▸ Problem to work on: Please give the listing again, word for word, with nothing left out.

▸ Raw data:
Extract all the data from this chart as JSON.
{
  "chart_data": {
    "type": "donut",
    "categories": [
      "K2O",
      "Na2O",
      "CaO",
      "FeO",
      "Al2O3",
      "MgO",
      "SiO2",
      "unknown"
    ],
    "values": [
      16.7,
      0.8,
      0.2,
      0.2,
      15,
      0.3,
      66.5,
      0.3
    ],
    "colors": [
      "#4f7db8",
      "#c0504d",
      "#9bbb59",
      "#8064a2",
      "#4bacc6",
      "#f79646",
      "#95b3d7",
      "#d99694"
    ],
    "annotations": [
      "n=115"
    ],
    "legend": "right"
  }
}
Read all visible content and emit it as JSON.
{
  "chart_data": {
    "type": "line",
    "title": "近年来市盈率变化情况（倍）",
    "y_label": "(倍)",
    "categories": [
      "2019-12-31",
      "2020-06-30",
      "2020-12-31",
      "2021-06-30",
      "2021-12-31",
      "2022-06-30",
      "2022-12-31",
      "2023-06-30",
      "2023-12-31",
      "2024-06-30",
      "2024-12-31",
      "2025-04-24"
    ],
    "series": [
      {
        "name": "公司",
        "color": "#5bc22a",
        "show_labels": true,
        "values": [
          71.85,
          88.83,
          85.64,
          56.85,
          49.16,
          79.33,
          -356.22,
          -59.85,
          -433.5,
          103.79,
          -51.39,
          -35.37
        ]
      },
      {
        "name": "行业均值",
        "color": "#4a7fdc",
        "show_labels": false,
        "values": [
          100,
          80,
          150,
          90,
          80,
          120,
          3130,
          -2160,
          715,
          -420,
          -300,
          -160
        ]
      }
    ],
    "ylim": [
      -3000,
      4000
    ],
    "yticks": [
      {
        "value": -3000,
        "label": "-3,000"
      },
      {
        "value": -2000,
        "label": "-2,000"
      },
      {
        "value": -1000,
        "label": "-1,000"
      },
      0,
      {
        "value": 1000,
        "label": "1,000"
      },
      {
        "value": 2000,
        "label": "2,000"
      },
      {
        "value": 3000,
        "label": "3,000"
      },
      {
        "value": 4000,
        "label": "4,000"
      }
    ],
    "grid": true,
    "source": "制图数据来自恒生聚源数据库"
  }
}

▸ Output below:
Extract all the data from this chart as JSON.
{
  "chart_data": {
    "type": "donut",
    "categories": [
      "K2O",
      "Na2O",
      "CaO",
      "FeO",
      "Al2O3",
      "MgO",
      "SiO2",
      "unknown"
    ],
    "values": [
      16.7,
      0.8,
      0.2,
      0.2,
      15,
      0.3,
      66.5,
      0.3
    ],
    "colors": [
      "#4f7db8",
      "#c0504d",
      "#9bbb59",
      "#8064a2",
      "#4bacc6",
      "#f79646",
      "#95b3d7",
      "#d99694"
    ],
    "annotations": [
      "n=115"
    ],
    "legend": "right"
  }
}
Read all visible content and emit it as JSON.
{
  "chart_data": {
    "type": "line",
    "title": "近年来市盈率变化情况（倍）",
    "y_label": "(倍)",
    "categories": [
      "2019-12-31",
      "2020-06-30",
      "2020-12-31",
      "2021-06-30",
      "2021-12-31",
      "2022-06-30",
      "2022-12-31",
      "2023-06-30",
      "2023-12-31",
      "2024-06-30",
      "2024-12-31",
      "2025-04-24"
    ],
    "series": [
      {
        "name": "公司",
        "color": "#5bc22a",
        "show_labels": true,
        "values": [
          71.85,
          88.83,
          85.64,
          56.85,
          49.16,
          79.33,
          -356.22,
          -59.85,
          -433.5,
          103.79,
          -51.39,
          -35.37
        ]
      },
      {
        "name": "行业均值",
        "color": "#4a7fdc",
        "show_labels": false,
        "values": [
          100,
          80,
          150,
          90,
          80,
          120,
          3130,
          -2160,
          715,
          -420,
          -300,
          -160
        ]
      }
    ],
    "ylim": [
      -3000,
      4000
    ],
    "yticks": [
      {
        "value": -3000,
        "label": "-3,000"
      },
      {
        "value": -2000,
        "label": "-2,000"
      },
      {
        "value": -1000,
        "label": "-1,000"
      },
      0,
      {
        "value": 1000,
        "label": "1,000"
      },
      {
        "value": 2000,
        "label": "2,000"
      },
      {
        "value": 3000,
        "label": "3,000"
      },
      {
        "value": 4000,
        "label": "4,000"
      }
    ],
    "grid": true,
    "source": "制图数据来自恒生聚源数据库"
  }
}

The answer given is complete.